## What needs to be done
From the line containing "Read this page and output its text content." through the last line of the entries, output the text exactly. Pictures stay out.

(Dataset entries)

-- -- --

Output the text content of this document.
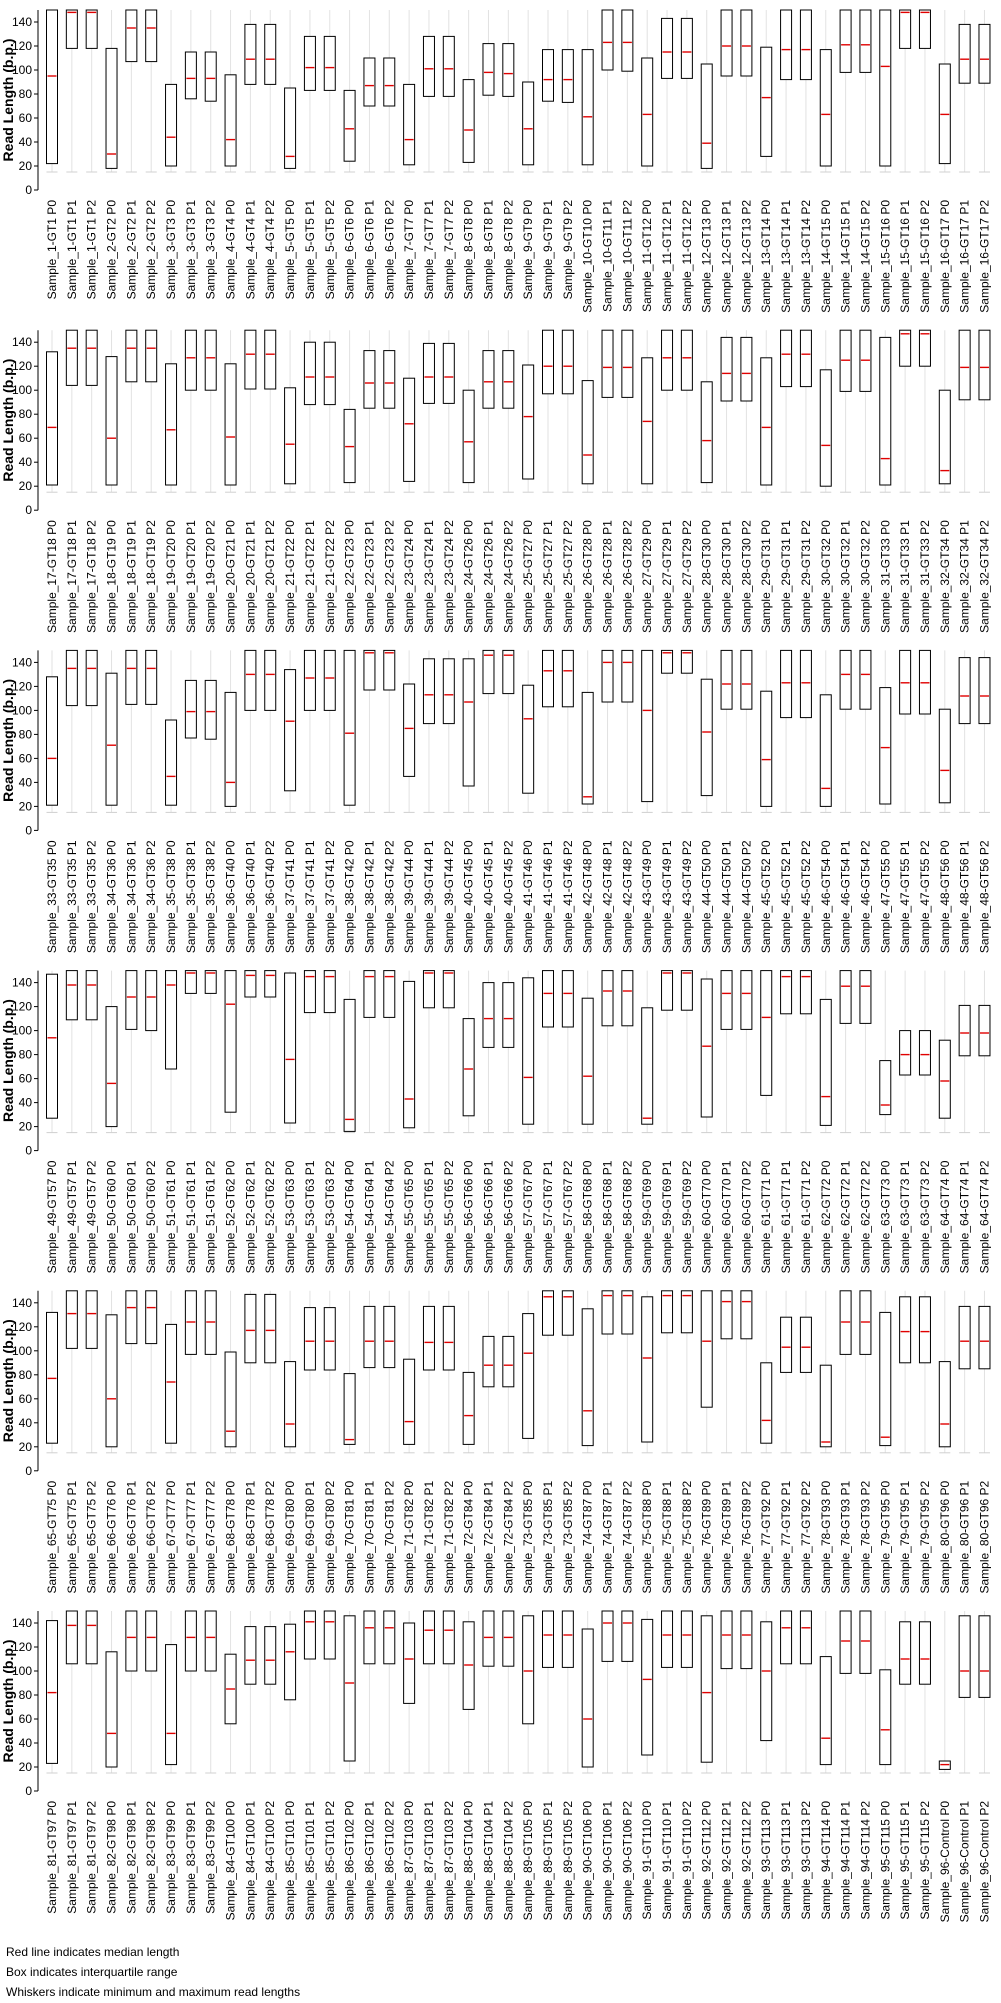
0
20
40
60
80
100
120
140
Read Length (b.p.)
Sample_1-GT1 P0 Sample_1-GT1 P1 Sample_1-GT1 P2 Sample_2-GT2 P0 Sample_2-GT2 P1 Sample_2-GT2 P2 Sample_3-GT3 P0 Sample_3-GT3 P1 Sample_3-GT3 P2 Sample_4-GT4 P0 Sample_4-GT4 P1 Sample_4-GT4 P2 Sample_5-GT5 P0 Sample_5-GT5 P1 Sample_5-GT5 P2 Sample_6-GT6 P0 Sample_6-GT6 P1 Sample_6-GT6 P2 Sample_7-GT7 P0 Sample_7-GT7 P1 Sample_7-GT7 P2 Sample_8-GT8 P0 Sample_8-GT8 P1 Sample_8-GT8 P2 Sample_9-GT9 P0 Sample_9-GT9 P1 Sample_9-GT9 P2 Sample_10-GT10 P0 Sample_10-GT11 P1 Sample_10-GT11 P2 Sample_11-GT12 P0 Sample_11-GT12 P1 Sample_11-GT12 P2 Sample_12-GT13 P0 Sample_12-GT13 P1 Sample_12-GT13 P2 Sample_13-GT14 P0 Sample_13-GT14 P1 Sample_13-GT14 P2 Sample_14-GT15 P0 Sample_14-GT15 P1 Sample_14-GT15 P2 Sample_15-GT16 P0 Sample_15-GT16 P1 Sample_15-GT16 P2 Sample_16-GT17 P0 Sample_16-GT17 P1 Sample_16-GT17 P2
0
20
40
60
80
100
120
140
Read Length (b.p.)
Sample_17-GT18 P0 Sample_17-GT18 P1 Sample_17-GT18 P2 Sample_18-GT19 P0 Sample_18-GT19 P1 Sample_18-GT19 P2 Sample_19-GT20 P0 Sample_19-GT20 P1 Sample_19-GT20 P2 Sample_20-GT21 P0 Sample_20-GT21 P1 Sample_20-GT21 P2 Sample_21-GT22 P0 Sample_21-GT22 P1 Sample_21-GT22 P2 Sample_22-GT23 P0 Sample_22-GT23 P1 Sample_22-GT23 P2 Sample_23-GT24 P0 Sample_23-GT24 P1 Sample_23-GT24 P2 Sample_24-GT26 P0 Sample_24-GT26 P1 Sample_24-GT26 P2 Sample_25-GT27 P0 Sample_25-GT27 P1 Sample_25-GT27 P2 Sample_26-GT28 P0 Sample_26-GT28 P1 Sample_26-GT28 P2 Sample_27-GT29 P0 Sample_27-GT29 P1 Sample_27-GT29 P2 Sample_28-GT30 P0 Sample_28-GT30 P1 Sample_28-GT30 P2 Sample_29-GT31 P0 Sample_29-GT31 P1 Sample_29-GT31 P2 Sample_30-GT32 P0 Sample_30-GT32 P1 Sample_30-GT32 P2 Sample_31-GT33 P0 Sample_31-GT33 P1 Sample_31-GT33 P2 Sample_32-GT34 P0 Sample_32-GT34 P1 Sample_32-GT34 P2
0
20
40
60
80
100
120
140
Read Length (b.p.)
Sample_33-GT35 P0 Sample_33-GT35 P1 Sample_33-GT35 P2 Sample_34-GT36 P0 Sample_34-GT36 P1 Sample_34-GT36 P2 Sample_35-GT38 P0 Sample_35-GT38 P1 Sample_35-GT38 P2 Sample_36-GT40 P0 Sample_36-GT40 P1 Sample_36-GT40 P2 Sample_37-GT41 P0 Sample_37-GT41 P1 Sample_37-GT41 P2 Sample_38-GT42 P0 Sample_38-GT42 P1 Sample_38-GT42 P2 Sample_39-GT44 P0 Sample_39-GT44 P1 Sample_39-GT44 P2 Sample_40-GT45 P0 Sample_40-GT45 P1 Sample_40-GT45 P2 Sample_41-GT46 P0 Sample_41-GT46 P1 Sample_41-GT46 P2 Sample_42-GT48 P0 Sample_42-GT48 P1 Sample_42-GT48 P2 Sample_43-GT49 P0 Sample_43-GT49 P1 Sample_43-GT49 P2 Sample_44-GT50 P0 Sample_44-GT50 P1 Sample_44-GT50 P2 Sample_45-GT52 P0 Sample_45-GT52 P1 Sample_45-GT52 P2 Sample_46-GT54 P0 Sample_46-GT54 P1 Sample_46-GT54 P2 Sample_47-GT55 P0 Sample_47-GT55 P1 Sample_47-GT55 P2 Sample_48-GT56 P0 Sample_48-GT56 P1 Sample_48-GT56 P2
0
20
40
60
80
100
120
140
Read Length (b.p.)
Sample_49-GT57 P0 Sample_49-GT57 P1 Sample_49-GT57 P2 Sample_50-GT60 P0 Sample_50-GT60 P1 Sample_50-GT60 P2 Sample_51-GT61 P0 Sample_51-GT61 P1 Sample_51-GT61 P2 Sample_52-GT62 P0 Sample_52-GT62 P1 Sample_52-GT62 P2 Sample_53-GT63 P0 Sample_53-GT63 P1 Sample_53-GT63 P2 Sample_54-GT64 P0 Sample_54-GT64 P1 Sample_54-GT64 P2 Sample_55-GT65 P0 Sample_55-GT65 P1 Sample_55-GT65 P2 Sample_56-GT66 P0 Sample_56-GT66 P1 Sample_56-GT66 P2 Sample_57-GT67 P0 Sample_57-GT67 P1 Sample_57-GT67 P2 Sample_58-GT68 P0 Sample_58-GT68 P1 Sample_58-GT68 P2 Sample_59-GT69 P0 Sample_59-GT69 P1 Sample_59-GT69 P2 Sample_60-GT70 P0 Sample_60-GT70 P1 Sample_60-GT70 P2 Sample_61-GT71 P0 Sample_61-GT71 P1 Sample_61-GT71 P2 Sample_62-GT72 P0 Sample_62-GT72 P1 Sample_62-GT72 P2 Sample_63-GT73 P0 Sample_63-GT73 P1 Sample_63-GT73 P2 Sample_64-GT74 P0 Sample_64-GT74 P1 Sample_64-GT74 P2
0
20
40
60
80
100
120
140
Read Length (b.p.)
Sample_65-GT75 P0 Sample_65-GT75 P1 Sample_65-GT75 P2 Sample_66-GT76 P0 Sample_66-GT76 P1 Sample_66-GT76 P2 Sample_67-GT77 P0 Sample_67-GT77 P1 Sample_67-GT77 P2 Sample_68-GT78 P0 Sample_68-GT78 P1 Sample_68-GT78 P2 Sample_69-GT80 P0 Sample_69-GT80 P1 Sample_69-GT80 P2 Sample_70-GT81 P0 Sample_70-GT81 P1 Sample_70-GT81 P2 Sample_71-GT82 P0 Sample_71-GT82 P1 Sample_71-GT82 P2 Sample_72-GT84 P0 Sample_72-GT84 P1 Sample_72-GT84 P2 Sample_73-GT85 P0 Sample_73-GT85 P1 Sample_73-GT85 P2 Sample_74-GT87 P0 Sample_74-GT87 P1 Sample_74-GT87 P2 Sample_75-GT88 P0 Sample_75-GT88 P1 Sample_75-GT88 P2 Sample_76-GT89 P0 Sample_76-GT89 P1 Sample_76-GT89 P2 Sample_77-GT92 P0 Sample_77-GT92 P1 Sample_77-GT92 P2 Sample_78-GT93 P0 Sample_78-GT93 P1 Sample_78-GT93 P2 Sample_79-GT95 P0 Sample_79-GT95 P1 Sample_79-GT95 P2 Sample_80-GT96 P0 Sample_80-GT96 P1 Sample_80-GT96 P2
0
20
40
60
80
100
120
140
Read Length (b.p.)
Sample_81-GT97 P0 Sample_81-GT97 P1 Sample_81-GT97 P2 Sample_82-GT98 P0 Sample_82-GT98 P1 Sample_82-GT98 P2 Sample_83-GT99 P0 Sample_83-GT99 P1 Sample_83-GT99 P2 Sample_84-GT100 P0 Sample_84-GT100 P1 Sample_84-GT100 P2 Sample_85-GT101 P0 Sample_85-GT101 P1 Sample_85-GT101 P2 Sample_86-GT102 P0 Sample_86-GT102 P1 Sample_86-GT102 P2 Sample_87-GT103 P0 Sample_87-GT103 P1 Sample_87-GT103 P2 Sample_88-GT104 P0 Sample_88-GT104 P1 Sample_88-GT104 P2 Sample_89-GT105 P0 Sample_89-GT105 P1 Sample_89-GT105 P2 Sample_90-GT106 P0 Sample_90-GT106 P1 Sample_90-GT106 P2 Sample_91-GT110 P0 Sample_91-GT110 P1 Sample_91-GT110 P2 Sample_92-GT112 P0 Sample_92-GT112 P1 Sample_92-GT112 P2 Sample_93-GT113 P0 Sample_93-GT113 P1 Sample_93-GT113 P2 Sample_94-GT114 P0 Sample_94-GT114 P1 Sample_94-GT114 P2 Sample_95-GT115 P0 Sample_95-GT115 P1 Sample_95-GT115 P2 Sample_96-Control P0 Sample_96-Control P1 Sample_96-Control P2
Red line indicates median length
Box indicates interquartile range
Whiskers indicate minimum and maximum read lengths
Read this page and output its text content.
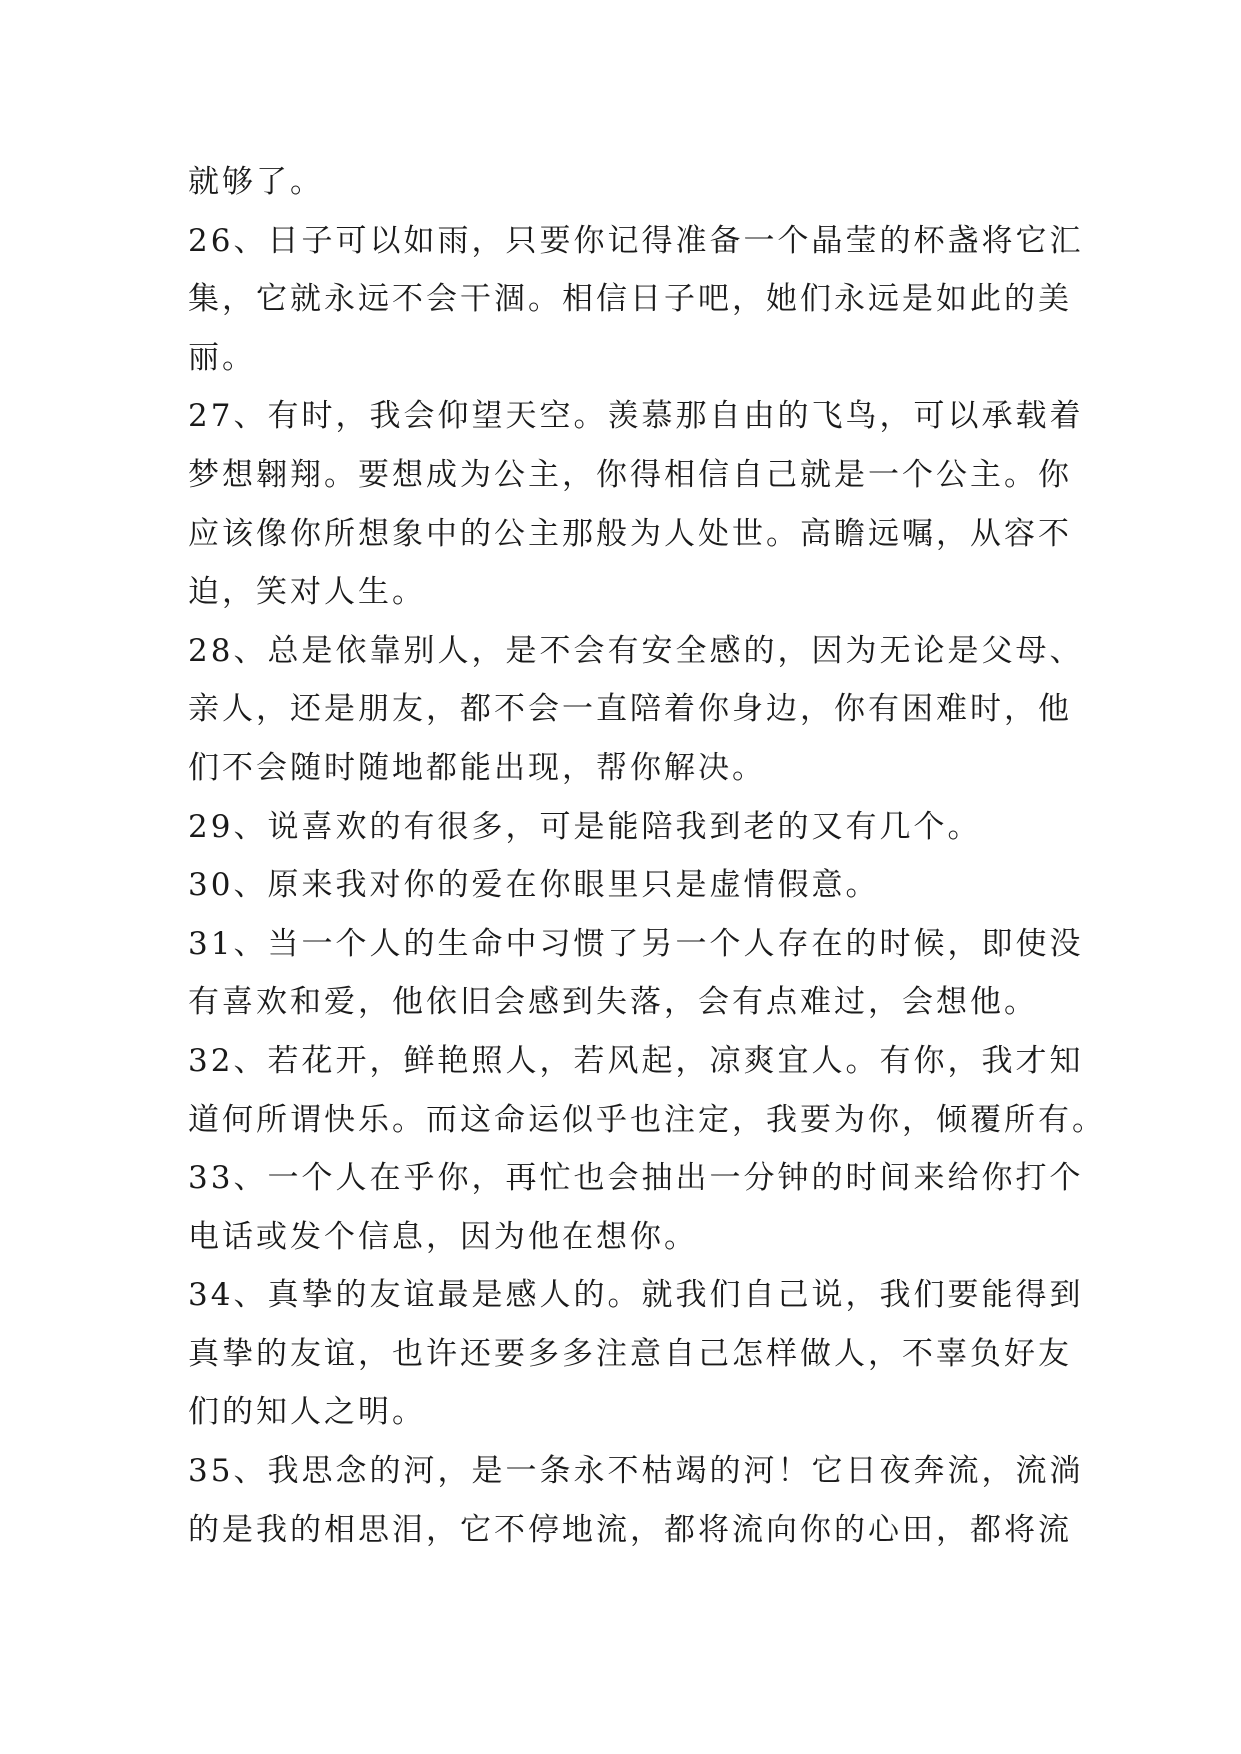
就够了。
26、日子可以如雨，只要你记得准备一个晶莹的杯盏将它汇
集，它就永远不会干涸。相信日子吧，她们永远是如此的美
丽。
27、有时，我会仰望天空。羡慕那自由的飞鸟，可以承载着
梦想翱翔。要想成为公主，你得相信自己就是一个公主。你
应该像你所想象中的公主那般为人处世。高瞻远嘱，从容不
迫，笑对人生。
28、总是依靠别人，是不会有安全感的，因为无论是父母、
亲人，还是朋友，都不会一直陪着你身边，你有困难时，他
们不会随时随地都能出现，帮你解决。
29、说喜欢的有很多，可是能陪我到老的又有几个。
30、原来我对你的爱在你眼里只是虚情假意。
31、当一个人的生命中习惯了另一个人存在的时候，即使没
有喜欢和爱，他依旧会感到失落，会有点难过，会想他。
32、若花开，鲜艳照人，若风起，凉爽宜人。有你，我才知
道何所谓快乐。而这命运似乎也注定，我要为你，倾覆所有。
33、一个人在乎你，再忙也会抽出一分钟的时间来给你打个
电话或发个信息，因为他在想你。
34、真挚的友谊最是感人的。就我们自己说，我们要能得到
真挚的友谊，也许还要多多注意自己怎样做人，不辜负好友
们的知人之明。
35、我思念的河，是一条永不枯竭的河！它日夜奔流，流淌
的是我的相思泪，它不停地流，都将流向你的心田，都将流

-- -- --

## The answer
Read this page and output its text content.
就够了。
26、日子可以如雨，只要你记得准备一个晶莹的杯盏将它汇
集，它就永远不会干涸。相信日子吧，她们永远是如此的美
丽。
27、有时，我会仰望天空。羡慕那自由的飞鸟，可以承载着
梦想翱翔。要想成为公主，你得相信自己就是一个公主。你
应该像你所想象中的公主那般为人处世。高瞻远嘱，从容不
迫，笑对人生。
28、总是依靠别人，是不会有安全感的，因为无论是父母、
亲人，还是朋友，都不会一直陪着你身边，你有困难时，他
们不会随时随地都能出现，帮你解决。
29、说喜欢的有很多，可是能陪我到老的又有几个。
30、原来我对你的爱在你眼里只是虚情假意。
31、当一个人的生命中习惯了另一个人存在的时候，即使没
有喜欢和爱，他依旧会感到失落，会有点难过，会想他。
32、若花开，鲜艳照人，若风起，凉爽宜人。有你，我才知
道何所谓快乐。而这命运似乎也注定，我要为你，倾覆所有。
33、一个人在乎你，再忙也会抽出一分钟的时间来给你打个
电话或发个信息，因为他在想你。
34、真挚的友谊最是感人的。就我们自己说，我们要能得到
真挚的友谊，也许还要多多注意自己怎样做人，不辜负好友
们的知人之明。
35、我思念的河，是一条永不枯竭的河！它日夜奔流，流淌
的是我的相思泪，它不停地流，都将流向你的心田，都将流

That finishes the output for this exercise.